## WRITTEN INSTRUCTION
From the entries below, work out the number of lines that hold the word "中华人民共和国的武装力量属于人民", and give that number alone.

## SUPPLIED MATERIAL
· · · ·

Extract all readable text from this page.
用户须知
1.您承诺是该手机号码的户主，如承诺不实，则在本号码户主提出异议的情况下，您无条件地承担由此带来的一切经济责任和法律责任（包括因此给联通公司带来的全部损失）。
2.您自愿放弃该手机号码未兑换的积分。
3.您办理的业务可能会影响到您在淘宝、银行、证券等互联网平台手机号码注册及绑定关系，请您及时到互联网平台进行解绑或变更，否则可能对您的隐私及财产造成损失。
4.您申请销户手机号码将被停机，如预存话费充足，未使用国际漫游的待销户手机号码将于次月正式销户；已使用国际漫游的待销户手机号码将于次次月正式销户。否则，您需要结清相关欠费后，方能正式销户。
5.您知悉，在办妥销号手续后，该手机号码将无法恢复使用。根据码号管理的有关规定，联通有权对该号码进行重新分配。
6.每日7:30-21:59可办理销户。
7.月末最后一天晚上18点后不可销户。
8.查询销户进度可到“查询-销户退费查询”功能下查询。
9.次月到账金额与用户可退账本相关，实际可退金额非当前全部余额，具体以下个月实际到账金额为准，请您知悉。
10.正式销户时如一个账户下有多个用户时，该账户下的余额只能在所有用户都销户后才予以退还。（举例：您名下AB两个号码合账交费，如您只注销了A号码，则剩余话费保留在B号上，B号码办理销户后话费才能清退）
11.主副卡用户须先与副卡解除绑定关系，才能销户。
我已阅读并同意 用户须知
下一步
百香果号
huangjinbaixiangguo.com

· · · ·

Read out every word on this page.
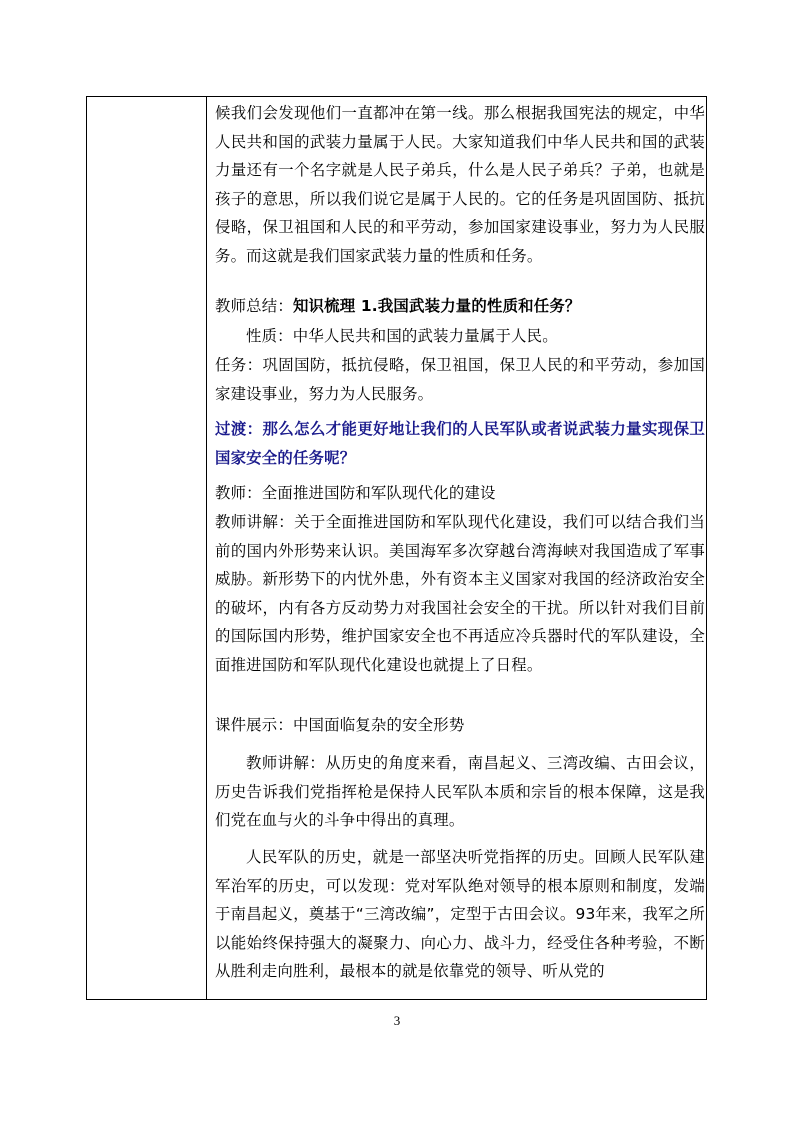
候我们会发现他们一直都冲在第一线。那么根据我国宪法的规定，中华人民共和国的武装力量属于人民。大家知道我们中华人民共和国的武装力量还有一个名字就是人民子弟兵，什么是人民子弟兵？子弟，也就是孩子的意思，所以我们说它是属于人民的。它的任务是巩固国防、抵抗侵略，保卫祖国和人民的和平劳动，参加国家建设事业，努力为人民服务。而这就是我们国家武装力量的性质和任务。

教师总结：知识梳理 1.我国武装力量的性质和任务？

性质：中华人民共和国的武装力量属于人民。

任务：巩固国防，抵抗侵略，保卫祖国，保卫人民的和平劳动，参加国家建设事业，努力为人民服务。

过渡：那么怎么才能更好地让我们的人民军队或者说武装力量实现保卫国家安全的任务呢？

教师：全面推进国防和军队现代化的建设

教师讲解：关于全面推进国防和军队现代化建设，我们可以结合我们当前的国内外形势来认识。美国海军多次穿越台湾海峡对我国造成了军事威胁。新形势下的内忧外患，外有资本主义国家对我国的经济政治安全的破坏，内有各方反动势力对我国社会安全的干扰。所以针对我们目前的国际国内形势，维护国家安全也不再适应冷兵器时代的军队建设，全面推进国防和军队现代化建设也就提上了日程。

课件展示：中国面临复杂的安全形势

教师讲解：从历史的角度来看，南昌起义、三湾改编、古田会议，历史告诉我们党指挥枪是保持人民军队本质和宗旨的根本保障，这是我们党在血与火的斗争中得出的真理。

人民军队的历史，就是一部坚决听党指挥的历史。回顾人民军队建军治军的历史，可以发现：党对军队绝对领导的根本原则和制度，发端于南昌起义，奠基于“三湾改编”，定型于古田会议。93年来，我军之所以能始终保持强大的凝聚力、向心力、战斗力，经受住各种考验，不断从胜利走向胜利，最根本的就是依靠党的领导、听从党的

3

· · · ·

## EXERCISE OUTPUT
2